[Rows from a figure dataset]
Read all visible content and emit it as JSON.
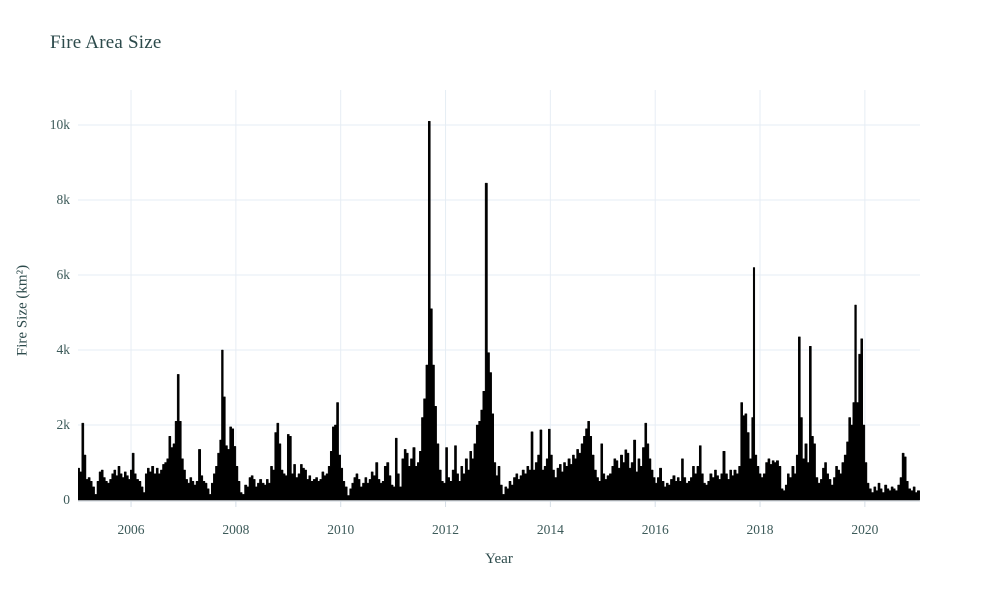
{
  "page": {
    "background": "#ffffff"
  },
  "chart": {
    "title": "Fire Area Size",
    "x_axis_title": "Year",
    "y_axis_title": "Fire Size (km²)"
  },
  "chart_data": {
    "type": "area",
    "title": "Fire Area Size",
    "xlabel": "Year",
    "ylabel": "Fire Size (km²)",
    "legend": null,
    "grid": true,
    "xlim": [
      2004.988,
      2021.052
    ],
    "ylim": [
      0,
      10933
    ],
    "x_ticks": [
      {
        "v": 2006,
        "label": "2006"
      },
      {
        "v": 2008,
        "label": "2008"
      },
      {
        "v": 2010,
        "label": "2010"
      },
      {
        "v": 2012,
        "label": "2012"
      },
      {
        "v": 2014,
        "label": "2014"
      },
      {
        "v": 2016,
        "label": "2016"
      },
      {
        "v": 2018,
        "label": "2018"
      },
      {
        "v": 2020,
        "label": "2020"
      }
    ],
    "y_ticks": [
      {
        "v": 0,
        "label": "0"
      },
      {
        "v": 2000,
        "label": "2k"
      },
      {
        "v": 4000,
        "label": "4k"
      },
      {
        "v": 6000,
        "label": "6k"
      },
      {
        "v": 8000,
        "label": "8k"
      },
      {
        "v": 10000,
        "label": "10k"
      }
    ],
    "colors": {
      "series": "#000000",
      "grid": "#e6edf4",
      "axis_line": "#c9d0d8",
      "tick_mark": "#d4dde6",
      "text": "#2c4a4b",
      "tick_text": "#3c5a59",
      "background": "#ffffff"
    },
    "points": [
      [
        2005.0,
        850
      ],
      [
        2005.04,
        750
      ],
      [
        2005.08,
        2050
      ],
      [
        2005.12,
        1200
      ],
      [
        2005.16,
        550
      ],
      [
        2005.2,
        600
      ],
      [
        2005.24,
        500
      ],
      [
        2005.28,
        350
      ],
      [
        2005.33,
        150
      ],
      [
        2005.37,
        500
      ],
      [
        2005.41,
        750
      ],
      [
        2005.45,
        800
      ],
      [
        2005.49,
        600
      ],
      [
        2005.53,
        500
      ],
      [
        2005.57,
        450
      ],
      [
        2005.61,
        550
      ],
      [
        2005.65,
        700
      ],
      [
        2005.69,
        800
      ],
      [
        2005.73,
        650
      ],
      [
        2005.77,
        900
      ],
      [
        2005.81,
        700
      ],
      [
        2005.85,
        600
      ],
      [
        2005.89,
        750
      ],
      [
        2005.93,
        650
      ],
      [
        2005.97,
        550
      ],
      [
        2006.0,
        800
      ],
      [
        2006.04,
        1250
      ],
      [
        2006.08,
        700
      ],
      [
        2006.12,
        550
      ],
      [
        2006.17,
        500
      ],
      [
        2006.21,
        350
      ],
      [
        2006.25,
        200
      ],
      [
        2006.29,
        700
      ],
      [
        2006.33,
        850
      ],
      [
        2006.37,
        750
      ],
      [
        2006.41,
        900
      ],
      [
        2006.46,
        700
      ],
      [
        2006.5,
        850
      ],
      [
        2006.54,
        700
      ],
      [
        2006.58,
        800
      ],
      [
        2006.62,
        950
      ],
      [
        2006.66,
        1000
      ],
      [
        2006.7,
        1100
      ],
      [
        2006.74,
        1700
      ],
      [
        2006.78,
        1400
      ],
      [
        2006.82,
        1500
      ],
      [
        2006.86,
        2100
      ],
      [
        2006.9,
        3350
      ],
      [
        2006.94,
        2100
      ],
      [
        2006.98,
        1100
      ],
      [
        2007.02,
        800
      ],
      [
        2007.06,
        550
      ],
      [
        2007.1,
        450
      ],
      [
        2007.14,
        600
      ],
      [
        2007.18,
        500
      ],
      [
        2007.22,
        400
      ],
      [
        2007.26,
        500
      ],
      [
        2007.31,
        1350
      ],
      [
        2007.35,
        650
      ],
      [
        2007.39,
        500
      ],
      [
        2007.43,
        450
      ],
      [
        2007.47,
        300
      ],
      [
        2007.51,
        150
      ],
      [
        2007.55,
        450
      ],
      [
        2007.59,
        700
      ],
      [
        2007.63,
        900
      ],
      [
        2007.67,
        1250
      ],
      [
        2007.71,
        1600
      ],
      [
        2007.74,
        4000
      ],
      [
        2007.78,
        2750
      ],
      [
        2007.82,
        1450
      ],
      [
        2007.86,
        1350
      ],
      [
        2007.9,
        1950
      ],
      [
        2007.94,
        1900
      ],
      [
        2007.98,
        1430
      ],
      [
        2008.02,
        900
      ],
      [
        2008.06,
        500
      ],
      [
        2008.1,
        200
      ],
      [
        2008.14,
        150
      ],
      [
        2008.19,
        400
      ],
      [
        2008.23,
        350
      ],
      [
        2008.27,
        600
      ],
      [
        2008.31,
        650
      ],
      [
        2008.35,
        550
      ],
      [
        2008.39,
        350
      ],
      [
        2008.43,
        450
      ],
      [
        2008.47,
        550
      ],
      [
        2008.52,
        450
      ],
      [
        2008.56,
        400
      ],
      [
        2008.6,
        550
      ],
      [
        2008.64,
        450
      ],
      [
        2008.68,
        900
      ],
      [
        2008.72,
        800
      ],
      [
        2008.76,
        1800
      ],
      [
        2008.8,
        2050
      ],
      [
        2008.84,
        1500
      ],
      [
        2008.88,
        800
      ],
      [
        2008.92,
        700
      ],
      [
        2008.96,
        650
      ],
      [
        2009.0,
        1750
      ],
      [
        2009.04,
        1700
      ],
      [
        2009.08,
        700
      ],
      [
        2009.12,
        950
      ],
      [
        2009.16,
        600
      ],
      [
        2009.21,
        700
      ],
      [
        2009.25,
        950
      ],
      [
        2009.29,
        850
      ],
      [
        2009.33,
        800
      ],
      [
        2009.37,
        550
      ],
      [
        2009.41,
        650
      ],
      [
        2009.45,
        500
      ],
      [
        2009.5,
        550
      ],
      [
        2009.54,
        600
      ],
      [
        2009.58,
        500
      ],
      [
        2009.62,
        550
      ],
      [
        2009.66,
        750
      ],
      [
        2009.7,
        650
      ],
      [
        2009.74,
        700
      ],
      [
        2009.78,
        900
      ],
      [
        2009.82,
        1300
      ],
      [
        2009.86,
        1950
      ],
      [
        2009.9,
        2000
      ],
      [
        2009.94,
        2600
      ],
      [
        2009.98,
        1200
      ],
      [
        2010.02,
        850
      ],
      [
        2010.06,
        500
      ],
      [
        2010.1,
        350
      ],
      [
        2010.15,
        120
      ],
      [
        2010.19,
        300
      ],
      [
        2010.23,
        450
      ],
      [
        2010.27,
        600
      ],
      [
        2010.31,
        700
      ],
      [
        2010.35,
        550
      ],
      [
        2010.39,
        350
      ],
      [
        2010.44,
        450
      ],
      [
        2010.48,
        600
      ],
      [
        2010.52,
        450
      ],
      [
        2010.56,
        550
      ],
      [
        2010.6,
        750
      ],
      [
        2010.64,
        650
      ],
      [
        2010.69,
        1000
      ],
      [
        2010.73,
        550
      ],
      [
        2010.77,
        450
      ],
      [
        2010.81,
        500
      ],
      [
        2010.85,
        900
      ],
      [
        2010.9,
        1000
      ],
      [
        2010.94,
        650
      ],
      [
        2010.98,
        400
      ],
      [
        2011.02,
        350
      ],
      [
        2011.06,
        1650
      ],
      [
        2011.1,
        700
      ],
      [
        2011.14,
        350
      ],
      [
        2011.19,
        1100
      ],
      [
        2011.23,
        1350
      ],
      [
        2011.27,
        1250
      ],
      [
        2011.31,
        900
      ],
      [
        2011.35,
        1100
      ],
      [
        2011.4,
        1400
      ],
      [
        2011.44,
        900
      ],
      [
        2011.48,
        1000
      ],
      [
        2011.52,
        1300
      ],
      [
        2011.56,
        2200
      ],
      [
        2011.6,
        2700
      ],
      [
        2011.65,
        3600
      ],
      [
        2011.69,
        10100
      ],
      [
        2011.73,
        5100
      ],
      [
        2011.77,
        3600
      ],
      [
        2011.81,
        2500
      ],
      [
        2011.85,
        1500
      ],
      [
        2011.9,
        800
      ],
      [
        2011.94,
        500
      ],
      [
        2011.98,
        450
      ],
      [
        2012.02,
        1400
      ],
      [
        2012.06,
        600
      ],
      [
        2012.1,
        500
      ],
      [
        2012.15,
        800
      ],
      [
        2012.19,
        1450
      ],
      [
        2012.23,
        700
      ],
      [
        2012.27,
        500
      ],
      [
        2012.31,
        900
      ],
      [
        2012.35,
        700
      ],
      [
        2012.4,
        1100
      ],
      [
        2012.44,
        800
      ],
      [
        2012.48,
        1300
      ],
      [
        2012.52,
        1100
      ],
      [
        2012.56,
        1500
      ],
      [
        2012.61,
        2000
      ],
      [
        2012.65,
        2100
      ],
      [
        2012.69,
        2400
      ],
      [
        2012.73,
        2900
      ],
      [
        2012.78,
        8450
      ],
      [
        2012.82,
        3930
      ],
      [
        2012.86,
        3400
      ],
      [
        2012.9,
        2300
      ],
      [
        2012.94,
        1000
      ],
      [
        2012.98,
        650
      ],
      [
        2013.02,
        900
      ],
      [
        2013.06,
        400
      ],
      [
        2013.11,
        150
      ],
      [
        2013.15,
        350
      ],
      [
        2013.19,
        300
      ],
      [
        2013.23,
        500
      ],
      [
        2013.27,
        400
      ],
      [
        2013.32,
        600
      ],
      [
        2013.36,
        700
      ],
      [
        2013.4,
        550
      ],
      [
        2013.44,
        650
      ],
      [
        2013.48,
        800
      ],
      [
        2013.53,
        700
      ],
      [
        2013.57,
        900
      ],
      [
        2013.61,
        800
      ],
      [
        2013.65,
        1820
      ],
      [
        2013.69,
        800
      ],
      [
        2013.73,
        1000
      ],
      [
        2013.78,
        1200
      ],
      [
        2013.82,
        1870
      ],
      [
        2013.86,
        800
      ],
      [
        2013.9,
        900
      ],
      [
        2013.94,
        1100
      ],
      [
        2013.98,
        1890
      ],
      [
        2014.02,
        1200
      ],
      [
        2014.06,
        800
      ],
      [
        2014.1,
        600
      ],
      [
        2014.15,
        850
      ],
      [
        2014.19,
        950
      ],
      [
        2014.23,
        750
      ],
      [
        2014.27,
        1000
      ],
      [
        2014.31,
        900
      ],
      [
        2014.36,
        1100
      ],
      [
        2014.4,
        950
      ],
      [
        2014.44,
        1200
      ],
      [
        2014.48,
        1100
      ],
      [
        2014.52,
        1350
      ],
      [
        2014.56,
        1250
      ],
      [
        2014.61,
        1500
      ],
      [
        2014.65,
        1700
      ],
      [
        2014.69,
        1900
      ],
      [
        2014.73,
        2100
      ],
      [
        2014.77,
        1700
      ],
      [
        2014.81,
        1200
      ],
      [
        2014.86,
        800
      ],
      [
        2014.9,
        600
      ],
      [
        2014.94,
        500
      ],
      [
        2014.98,
        1500
      ],
      [
        2015.02,
        700
      ],
      [
        2015.06,
        550
      ],
      [
        2015.1,
        650
      ],
      [
        2015.15,
        700
      ],
      [
        2015.19,
        900
      ],
      [
        2015.23,
        1100
      ],
      [
        2015.27,
        1050
      ],
      [
        2015.31,
        850
      ],
      [
        2015.36,
        1200
      ],
      [
        2015.4,
        1000
      ],
      [
        2015.44,
        1340
      ],
      [
        2015.48,
        1250
      ],
      [
        2015.52,
        850
      ],
      [
        2015.56,
        1000
      ],
      [
        2015.61,
        1600
      ],
      [
        2015.65,
        750
      ],
      [
        2015.69,
        1100
      ],
      [
        2015.73,
        900
      ],
      [
        2015.78,
        1400
      ],
      [
        2015.82,
        2050
      ],
      [
        2015.86,
        1500
      ],
      [
        2015.9,
        1100
      ],
      [
        2015.94,
        800
      ],
      [
        2015.98,
        600
      ],
      [
        2016.02,
        450
      ],
      [
        2016.06,
        600
      ],
      [
        2016.1,
        850
      ],
      [
        2016.15,
        500
      ],
      [
        2016.19,
        350
      ],
      [
        2016.23,
        450
      ],
      [
        2016.27,
        400
      ],
      [
        2016.31,
        550
      ],
      [
        2016.36,
        650
      ],
      [
        2016.4,
        500
      ],
      [
        2016.44,
        600
      ],
      [
        2016.48,
        500
      ],
      [
        2016.52,
        1100
      ],
      [
        2016.56,
        600
      ],
      [
        2016.61,
        450
      ],
      [
        2016.65,
        500
      ],
      [
        2016.69,
        600
      ],
      [
        2016.73,
        900
      ],
      [
        2016.77,
        700
      ],
      [
        2016.82,
        900
      ],
      [
        2016.86,
        1450
      ],
      [
        2016.9,
        700
      ],
      [
        2016.94,
        450
      ],
      [
        2016.98,
        400
      ],
      [
        2017.02,
        500
      ],
      [
        2017.06,
        700
      ],
      [
        2017.11,
        600
      ],
      [
        2017.15,
        800
      ],
      [
        2017.19,
        650
      ],
      [
        2017.23,
        550
      ],
      [
        2017.27,
        700
      ],
      [
        2017.31,
        1300
      ],
      [
        2017.36,
        700
      ],
      [
        2017.4,
        550
      ],
      [
        2017.44,
        800
      ],
      [
        2017.48,
        650
      ],
      [
        2017.52,
        800
      ],
      [
        2017.57,
        700
      ],
      [
        2017.61,
        900
      ],
      [
        2017.65,
        2600
      ],
      [
        2017.69,
        2250
      ],
      [
        2017.73,
        2300
      ],
      [
        2017.77,
        1800
      ],
      [
        2017.82,
        1100
      ],
      [
        2017.86,
        2200
      ],
      [
        2017.88,
        6200
      ],
      [
        2017.92,
        1200
      ],
      [
        2017.96,
        900
      ],
      [
        2018.0,
        700
      ],
      [
        2018.04,
        600
      ],
      [
        2018.08,
        700
      ],
      [
        2018.13,
        1000
      ],
      [
        2018.17,
        1100
      ],
      [
        2018.21,
        950
      ],
      [
        2018.25,
        1050
      ],
      [
        2018.29,
        1000
      ],
      [
        2018.33,
        1050
      ],
      [
        2018.38,
        900
      ],
      [
        2018.42,
        300
      ],
      [
        2018.46,
        250
      ],
      [
        2018.5,
        400
      ],
      [
        2018.54,
        700
      ],
      [
        2018.58,
        600
      ],
      [
        2018.63,
        900
      ],
      [
        2018.67,
        700
      ],
      [
        2018.71,
        1200
      ],
      [
        2018.75,
        4350
      ],
      [
        2018.79,
        2200
      ],
      [
        2018.83,
        1100
      ],
      [
        2018.88,
        1500
      ],
      [
        2018.92,
        1000
      ],
      [
        2018.96,
        4100
      ],
      [
        2019.0,
        1700
      ],
      [
        2019.04,
        1500
      ],
      [
        2019.08,
        600
      ],
      [
        2019.13,
        450
      ],
      [
        2019.17,
        550
      ],
      [
        2019.21,
        850
      ],
      [
        2019.25,
        1000
      ],
      [
        2019.29,
        700
      ],
      [
        2019.33,
        550
      ],
      [
        2019.38,
        400
      ],
      [
        2019.42,
        600
      ],
      [
        2019.46,
        900
      ],
      [
        2019.5,
        800
      ],
      [
        2019.54,
        700
      ],
      [
        2019.58,
        1000
      ],
      [
        2019.63,
        1200
      ],
      [
        2019.67,
        1550
      ],
      [
        2019.71,
        2200
      ],
      [
        2019.75,
        2000
      ],
      [
        2019.79,
        2600
      ],
      [
        2019.82,
        5200
      ],
      [
        2019.86,
        2600
      ],
      [
        2019.9,
        3890
      ],
      [
        2019.94,
        4300
      ],
      [
        2019.98,
        2000
      ],
      [
        2020.02,
        1000
      ],
      [
        2020.06,
        450
      ],
      [
        2020.1,
        300
      ],
      [
        2020.15,
        200
      ],
      [
        2020.19,
        350
      ],
      [
        2020.23,
        250
      ],
      [
        2020.27,
        450
      ],
      [
        2020.31,
        300
      ],
      [
        2020.35,
        200
      ],
      [
        2020.4,
        400
      ],
      [
        2020.44,
        300
      ],
      [
        2020.48,
        250
      ],
      [
        2020.52,
        350
      ],
      [
        2020.56,
        300
      ],
      [
        2020.6,
        250
      ],
      [
        2020.65,
        400
      ],
      [
        2020.69,
        600
      ],
      [
        2020.73,
        1250
      ],
      [
        2020.77,
        1150
      ],
      [
        2020.81,
        500
      ],
      [
        2020.85,
        300
      ],
      [
        2020.9,
        250
      ],
      [
        2020.94,
        350
      ],
      [
        2020.98,
        200
      ],
      [
        2021.02,
        250
      ]
    ]
  }
}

## What is being asked
Determine how many lines above contain "ffffff" as a word or string. Give the number alone.

## Full output
2